__Selected extract__:
Monday, February 24, 2014

OBDG’s Greatest Hits (so far)

Most popular posts
Old Books by Dead Guys has been in existence for a little over two years, during which time 325 reviews have been posted. Below is a list of the top ten most visited posts at this blog. Click on the titles to read the full reviews.

For obvious reasons, the older posts have an advantage in terms of total number of hits. It seems art books also have an upper hand, because those posts often contain art which can be found through Google Image searches. Logically, the most obscure books should get the most hits, since there will be less competition from other reviews. A Polish author takes the top spot, followed by three Mexicans. Rounding out the top ten are two books about Kansas (location of the home office of Old Books by Dead Guys).

1. The Peasants by Wladyslaw Reymont
Although Reymont won the Nobel Prize, his works are extremely hard to find in English. His four-volume masterpiece, The Peasants, is one that many eager readers are searching for, but it has been out of print for almost a century. This is by far the most popular post, which proves that this little-known work deserves a new edition. (5 stars)

2. Leopoldo Mendéz: Oficio de Grabar by Francisco Reyes Palma
Mendéz, one of Mexico’s greatest artists, was a master of the woodcut print. This book, published in Spanish, is likely the best volume ever produced on his work. (5 stars)

3. The Burning Plain by Juan Rulfo
A masterful collection of short stories by Mexico’s greatest writer of fiction. I’m a little surprised at its high showing here, because I would have thought this book popular enough to be reviewed on many different sites. (5 stars)

4. Los de Abajo (The Underdogs) by Mariano Azuela
The third Mexican author in the top four spots. This is generally considered the greatest novel of the Mexican Revolution, but I had problems with the English translation. (3 stars)

__Required work__:
(a) In the blog post about the most popular reviews, why does it say art books have an advantage in number of hits?
(b) Copy lines from the listing without changes, starting at the line that contains "book-author: By: Alan" and ending after the line that contains "thumbnail-3[interactable] — [232, 872, 264, 904]".

__Records for the task__:
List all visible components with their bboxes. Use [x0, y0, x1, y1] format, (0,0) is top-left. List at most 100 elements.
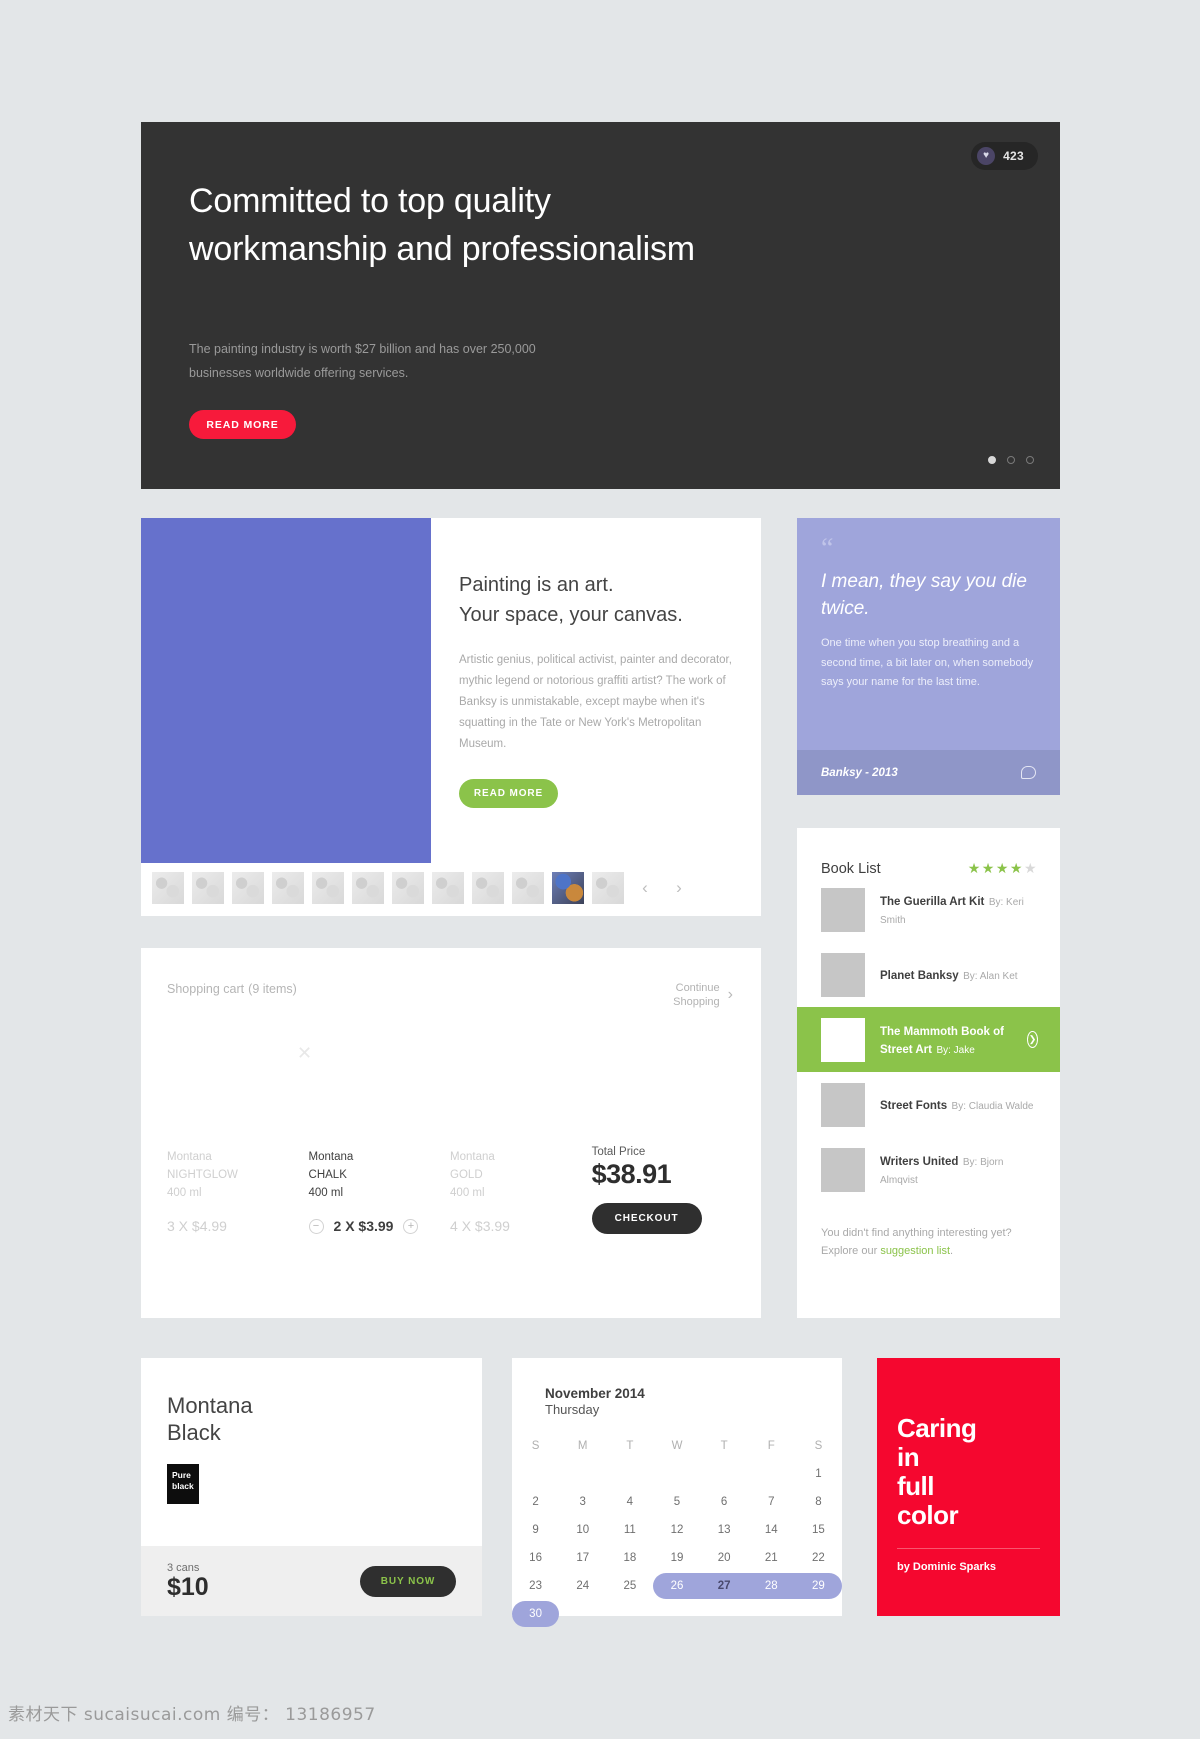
book-author: By: Alan Ket — [963, 970, 1018, 982]
calendar-day[interactable]: 22 — [795, 1545, 842, 1571]
plus-circle-icon[interactable]: + — [403, 1218, 419, 1234]
cart-item[interactable]: Montana NIGHTGLOW 400 ml 3 X $4.99 — [167, 1148, 309, 1234]
calendar-day-selected[interactable]: 28 — [747, 1573, 795, 1599]
poster-line-2: in — [897, 1442, 920, 1472]
book-list-item-selected[interactable]: The Mammoth Book of Street Art By: Jake … — [797, 1007, 1060, 1072]
continue-shopping-label-2: Shopping — [673, 996, 720, 1008]
product-footer: 3 cans $10 BUY NOW — [141, 1546, 482, 1616]
calendar-day-selected[interactable]: 30 — [512, 1601, 560, 1627]
thumbnail-8[interactable] — [432, 872, 464, 904]
hero-carousel-dots[interactable] — [988, 456, 1034, 464]
quote-author: Banksy - 2013 — [821, 766, 898, 779]
suggestion-list-link[interactable]: suggestion list — [880, 1245, 950, 1257]
calendar-day[interactable]: 21 — [748, 1545, 795, 1571]
product-card: Montana Black Pure black 3 cans $10 BUY … — [141, 1358, 482, 1616]
calendar-weekday: Thursday — [545, 1402, 600, 1417]
calendar-day[interactable]: 24 — [559, 1573, 606, 1599]
calendar-day[interactable]: 9 — [512, 1517, 559, 1543]
quote-footer: Banksy - 2013 — [797, 750, 1060, 795]
calendar-day[interactable]: 14 — [748, 1517, 795, 1543]
article-body: Painting is an art. Your space, your can… — [459, 570, 737, 808]
calendar-day[interactable]: 15 — [795, 1517, 842, 1543]
book-author: By: Jake — [936, 1044, 975, 1056]
hero-read-more-button[interactable]: READ MORE — [189, 410, 296, 439]
poster-card: Caring in full color by Dominic Sparks — [877, 1358, 1060, 1616]
thumbnail-1[interactable] — [152, 872, 184, 904]
calendar-day[interactable]: 25 — [606, 1573, 653, 1599]
thumbnail-5[interactable] — [312, 872, 344, 904]
thumbnail-3[interactable] — [232, 872, 264, 904]
book-list-item[interactable]: The Guerilla Art Kit By: Keri Smith — [797, 877, 1060, 942]
calendar-day[interactable]: 20 — [701, 1545, 748, 1571]
thumbnail-12[interactable] — [592, 872, 624, 904]
calendar-day[interactable]: 17 — [559, 1545, 606, 1571]
thumbnail-11-selected[interactable] — [552, 872, 584, 904]
carousel-dot-2[interactable] — [1007, 456, 1015, 464]
thumbnail-strip[interactable]: ‹ › — [152, 872, 692, 904]
calendar-day-today[interactable]: 27 — [700, 1573, 748, 1599]
cart-item-size: 400 ml — [450, 1187, 485, 1199]
thumbnail-2[interactable] — [192, 872, 224, 904]
book-list-item[interactable]: Writers United By: Bjorn Almqvist — [797, 1137, 1060, 1202]
calendar-day[interactable]: 18 — [606, 1545, 653, 1571]
chevron-right-icon: › — [727, 986, 733, 1003]
cart-item-brand: Montana — [308, 1151, 354, 1163]
close-icon[interactable]: ✕ — [297, 1043, 312, 1064]
thumbnail-10[interactable] — [512, 872, 544, 904]
minus-circle-icon[interactable]: − — [308, 1218, 324, 1234]
article-heading-line1: Painting is an art. — [459, 574, 614, 596]
calendar-day[interactable]: 4 — [606, 1489, 653, 1515]
calendar-day[interactable]: 10 — [559, 1517, 606, 1543]
calendar-day[interactable]: 6 — [701, 1489, 748, 1515]
rating-stars[interactable]: ★★★★★ — [968, 860, 1038, 877]
color-swatch[interactable]: Pure black — [167, 1464, 199, 1504]
calendar-grid[interactable]: S M T W T F S 1 2 3 4 5 6 7 8 9 10 11 12 — [512, 1433, 842, 1627]
calendar-day[interactable]: 7 — [748, 1489, 795, 1515]
book-list-header: Book List ★★★★★ — [797, 828, 1060, 877]
thumbnail-6[interactable] — [352, 872, 384, 904]
calendar-day[interactable]: 2 — [512, 1489, 559, 1515]
calendar-day[interactable]: 12 — [653, 1517, 700, 1543]
cart-item-size: 400 ml — [308, 1187, 344, 1199]
poster-line-1: Caring — [897, 1413, 977, 1443]
calendar-day[interactable]: 1 — [795, 1461, 842, 1487]
arrow-right-circle-icon[interactable]: ❯ — [1027, 1031, 1038, 1048]
thumbnail-9[interactable] — [472, 872, 504, 904]
likes-badge[interactable]: ♥ 423 — [971, 142, 1038, 170]
article-paragraph: Artistic genius, political activist, pai… — [459, 654, 732, 750]
calendar-day[interactable]: 8 — [795, 1489, 842, 1515]
speech-bubble-icon[interactable] — [1021, 766, 1036, 779]
carousel-dot-1[interactable] — [988, 456, 996, 464]
calendar-day[interactable]: 11 — [606, 1517, 653, 1543]
cart-item[interactable]: Montana GOLD 400 ml 4 X $3.99 — [450, 1148, 592, 1234]
calendar-day[interactable]: 23 — [512, 1573, 559, 1599]
cart-item-active[interactable]: Montana CHALK 400 ml − 2 X $3.99 + — [308, 1148, 451, 1234]
chevron-left-icon[interactable]: ‹ — [632, 878, 658, 898]
book-list-item[interactable]: Street Fonts By: Claudia Walde — [797, 1072, 1060, 1137]
calendar-day[interactable]: 16 — [512, 1545, 559, 1571]
carousel-dot-3[interactable] — [1026, 456, 1034, 464]
book-title: The Guerilla Art Kit — [880, 895, 985, 908]
page-root: ♥ 423 Committed to top quality workmansh… — [0, 0, 1200, 1739]
thumbnail-7[interactable] — [392, 872, 424, 904]
calendar-day-selected[interactable]: 26 — [653, 1573, 701, 1599]
article-read-more-button[interactable]: READ MORE — [459, 779, 558, 808]
calendar-day[interactable]: 19 — [653, 1545, 700, 1571]
product-price: $10 — [167, 1572, 209, 1601]
book-list-item[interactable]: Planet Banksy By: Alan Ket — [797, 942, 1060, 1007]
calendar-blank — [701, 1461, 748, 1487]
chevron-right-icon[interactable]: › — [666, 878, 692, 898]
checkout-button[interactable]: CHECKOUT — [591, 1203, 702, 1234]
calendar-day[interactable]: 5 — [653, 1489, 700, 1515]
quote-mark-icon: “ — [821, 533, 834, 564]
cart-item-quantity: 2 X $3.99 — [333, 1218, 394, 1234]
buy-now-button[interactable]: BUY NOW — [360, 1565, 456, 1597]
likes-count: 423 — [1003, 149, 1024, 163]
calendar-day[interactable]: 13 — [701, 1517, 748, 1543]
continue-shopping-button[interactable]: Continue Shopping › — [673, 981, 733, 1009]
calendar-day-selected[interactable]: 29 — [794, 1573, 842, 1599]
thumbnail-4[interactable] — [272, 872, 304, 904]
book-cover — [821, 1017, 865, 1062]
calendar-day[interactable]: 3 — [559, 1489, 606, 1515]
cart-item-name: GOLD — [450, 1169, 483, 1181]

__Answers given__:
(a) Posts about art books often contain art that can be found through Google Image searches, which gives them an upper hand in hits.

(b)
book-author: By: Alan Ket — [963, 970, 1018, 982]
calendar-day[interactable]: 22 — [795, 1545, 842, 1571]
plus-circle-icon[interactable]: + — [403, 1218, 419, 1234]
cart-item[interactable]: Montana NIGHTGLOW 400 ml 3 X $4.99 — [167, 1148, 309, 1234]
calendar-day-selected[interactable]: 28 — [747, 1573, 795, 1599]
poster-line-2: in — [897, 1442, 920, 1472]
book-list-item-selected[interactable]: The Mammoth Book of Street Art By: Jake … — [797, 1007, 1060, 1072]
continue-shopping-label-2: Shopping — [673, 996, 720, 1008]
product-footer: 3 cans $10 BUY NOW — [141, 1546, 482, 1616]
calendar-day-selected[interactable]: 30 — [512, 1601, 560, 1627]
thumbnail-8[interactable] — [432, 872, 464, 904]
hero-carousel-dots[interactable] — [988, 456, 1034, 464]
quote-author: Banksy - 2013 — [821, 766, 898, 779]
suggestion-list-link[interactable]: suggestion list — [880, 1245, 950, 1257]
calendar-day[interactable]: 21 — [748, 1545, 795, 1571]
product-card: Montana Black Pure black 3 cans $10 BUY … — [141, 1358, 482, 1616]
calendar-weekday: Thursday — [545, 1402, 600, 1417]
calendar-day[interactable]: 24 — [559, 1573, 606, 1599]
calendar-day[interactable]: 9 — [512, 1517, 559, 1543]
quote-footer: Banksy - 2013 — [797, 750, 1060, 795]
calendar-day[interactable]: 14 — [748, 1517, 795, 1543]
article-body: Painting is an art. Your space, your can… — [459, 570, 737, 808]
calendar-day[interactable]: 15 — [795, 1517, 842, 1543]
book-author: By: Jake — [936, 1044, 975, 1056]
hero-read-more-button[interactable]: READ MORE — [189, 410, 296, 439]
poster-card: Caring in full color by Dominic Sparks — [877, 1358, 1060, 1616]
thumbnail-1[interactable] — [152, 872, 184, 904]
calendar-day[interactable]: 25 — [606, 1573, 653, 1599]
thumbnail-5[interactable] — [312, 872, 344, 904]
thumbnail-3[interactable] — [232, 872, 264, 904]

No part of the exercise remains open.